__PROBLEM DESCRIPTION__.
Recast every line of the records below as a Markdown table with two columns, Row for the row number and Line for the line itself. Leave out blank lines and the pictures.

__RECORDS TO USE__.
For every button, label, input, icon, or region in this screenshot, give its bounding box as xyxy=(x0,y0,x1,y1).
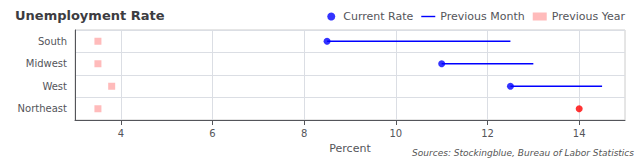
svg-text:West: West xyxy=(42,81,67,92)
svg-text:6: 6 xyxy=(209,128,215,139)
svg-text:South: South xyxy=(38,36,67,47)
svg-text:8: 8 xyxy=(301,128,307,139)
svg-text:Sources: Stockingblue, Bureau: Sources: Stockingblue, Bureau of Labor S… xyxy=(412,148,634,158)
svg-text:Unemployment Rate: Unemployment Rate xyxy=(15,8,165,23)
svg-text:Previous Month: Previous Month xyxy=(440,10,524,23)
svg-text:Current Rate: Current Rate xyxy=(343,10,413,23)
svg-text:10: 10 xyxy=(389,128,402,139)
svg-text:Previous Year: Previous Year xyxy=(552,10,626,23)
svg-text:Midwest: Midwest xyxy=(26,58,67,69)
svg-text:Percent: Percent xyxy=(329,142,371,155)
svg-text:Northeast: Northeast xyxy=(18,103,67,114)
svg-text:14: 14 xyxy=(573,128,586,139)
svg-text:12: 12 xyxy=(481,128,494,139)
svg-text:4: 4 xyxy=(118,128,124,139)
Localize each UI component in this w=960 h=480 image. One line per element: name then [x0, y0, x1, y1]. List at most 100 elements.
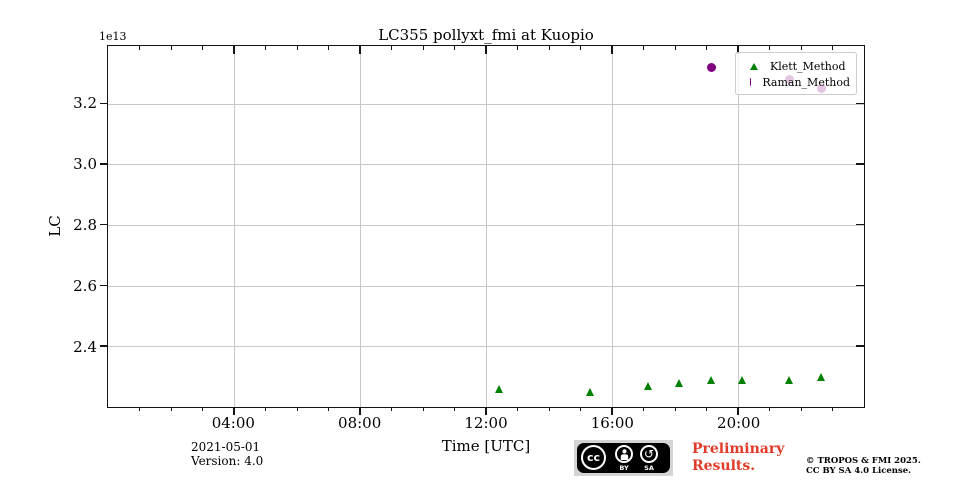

__WRITTEN RESPONSE__.
| Row | Line |
|---|---|
| 1 | For every button, label, input, icon, or region in this screenshot, give its bounding box as xyxy=(x0,y0,x1,y1). |
| 2 | svg-text:West: West xyxy=(42,81,67,92) |
| 3 | svg-text:6: 6 xyxy=(209,128,215,139) |
| 4 | svg-text:South: South xyxy=(38,36,67,47) |
| 5 | svg-text:8: 8 xyxy=(301,128,307,139) |
| 6 | svg-text:Sources: Stockingblue, Bureau: Sources: Stockingblue, Bureau of Labor S… xyxy=(412,148,634,158) |
| 7 | svg-text:Unemployment Rate: Unemployment Rate xyxy=(15,8,165,23) |
| 8 | svg-text:Previous Month: Previous Month xyxy=(440,10,524,23) |
| 9 | svg-text:Current Rate: Current Rate xyxy=(343,10,413,23) |
| 10 | svg-text:10: 10 xyxy=(389,128,402,139) |
| 11 | svg-text:Previous Year: Previous Year xyxy=(552,10,626,23) |
| 12 | svg-text:Midwest: Midwest xyxy=(26,58,67,69) |
| 13 | svg-text:Percent: Percent xyxy=(329,142,371,155) |
| 14 | svg-text:Northeast: Northeast xyxy=(18,103,67,114) |
| 15 | svg-text:14: 14 xyxy=(573,128,586,139) |
| 16 | svg-text:12: 12 xyxy=(481,128,494,139) |
| 17 | svg-text:4: 4 xyxy=(118,128,124,139) |
| 18 | Localize each UI component in this w=960 h=480 image. One line per element: name then [x0, y0, x1, y1]. List at most 100 elements. |